Problem to solve:
Copy the full set of lines exactly as given.

Data provided:
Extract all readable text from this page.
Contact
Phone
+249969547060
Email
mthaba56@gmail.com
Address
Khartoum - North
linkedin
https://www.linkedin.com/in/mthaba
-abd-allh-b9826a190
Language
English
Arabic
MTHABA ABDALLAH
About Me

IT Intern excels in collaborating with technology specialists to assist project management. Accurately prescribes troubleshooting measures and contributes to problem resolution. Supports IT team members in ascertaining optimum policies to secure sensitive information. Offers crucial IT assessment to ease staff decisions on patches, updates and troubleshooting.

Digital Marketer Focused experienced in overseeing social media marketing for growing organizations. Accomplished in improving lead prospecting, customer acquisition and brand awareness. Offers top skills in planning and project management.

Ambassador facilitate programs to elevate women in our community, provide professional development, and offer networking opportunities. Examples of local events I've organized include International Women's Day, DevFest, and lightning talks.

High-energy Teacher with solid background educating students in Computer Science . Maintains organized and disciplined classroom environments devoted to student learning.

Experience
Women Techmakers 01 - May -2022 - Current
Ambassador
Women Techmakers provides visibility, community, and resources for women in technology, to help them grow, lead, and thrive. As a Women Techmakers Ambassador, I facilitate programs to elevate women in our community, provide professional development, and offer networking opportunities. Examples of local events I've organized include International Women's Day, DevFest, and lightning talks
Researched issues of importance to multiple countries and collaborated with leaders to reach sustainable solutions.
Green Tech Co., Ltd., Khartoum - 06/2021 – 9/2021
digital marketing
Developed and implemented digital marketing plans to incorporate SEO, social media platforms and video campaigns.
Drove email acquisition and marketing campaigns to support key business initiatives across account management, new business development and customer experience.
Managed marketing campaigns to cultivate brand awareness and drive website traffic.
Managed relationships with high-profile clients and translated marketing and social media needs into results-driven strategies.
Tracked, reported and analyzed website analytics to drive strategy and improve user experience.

Finished exercise:
Extract all readable text from this page.
Contact
Phone
+249969547060
Email
mthaba56@gmail.com
Address
Khartoum - North
linkedin
https://www.linkedin.com/in/mthaba
-abd-allh-b9826a190
Language
English
Arabic
MTHABA ABDALLAH
About Me

IT Intern excels in collaborating with technology specialists to assist project management. Accurately prescribes troubleshooting measures and contributes to problem resolution. Supports IT team members in ascertaining optimum policies to secure sensitive information. Offers crucial IT assessment to ease staff decisions on patches, updates and troubleshooting.

Digital Marketer Focused experienced in overseeing social media marketing for growing organizations. Accomplished in improving lead prospecting, customer acquisition and brand awareness. Offers top skills in planning and project management.

Ambassador facilitate programs to elevate women in our community, provide professional development, and offer networking opportunities. Examples of local events I've organized include International Women's Day, DevFest, and lightning talks.

High-energy Teacher with solid background educating students in Computer Science . Maintains organized and disciplined classroom environments devoted to student learning.

Experience
Women Techmakers 01 - May -2022 - Current
Ambassador
Women Techmakers provides visibility, community, and resources for women in technology, to help them grow, lead, and thrive. As a Women Techmakers Ambassador, I facilitate programs to elevate women in our community, provide professional development, and offer networking opportunities. Examples of local events I've organized include International Women's Day, DevFest, and lightning talks
Researched issues of importance to multiple countries and collaborated with leaders to reach sustainable solutions.
Green Tech Co., Ltd., Khartoum - 06/2021 – 9/2021
digital marketing
Developed and implemented digital marketing plans to incorporate SEO, social media platforms and video campaigns.
Drove email acquisition and marketing campaigns to support key business initiatives across account management, new business development and customer experience.
Managed marketing campaigns to cultivate brand awareness and drive website traffic.
Managed relationships with high-profile clients and translated marketing and social media needs into results-driven strategies.
Tracked, reported and analyzed website analytics to drive strategy and improve user experience.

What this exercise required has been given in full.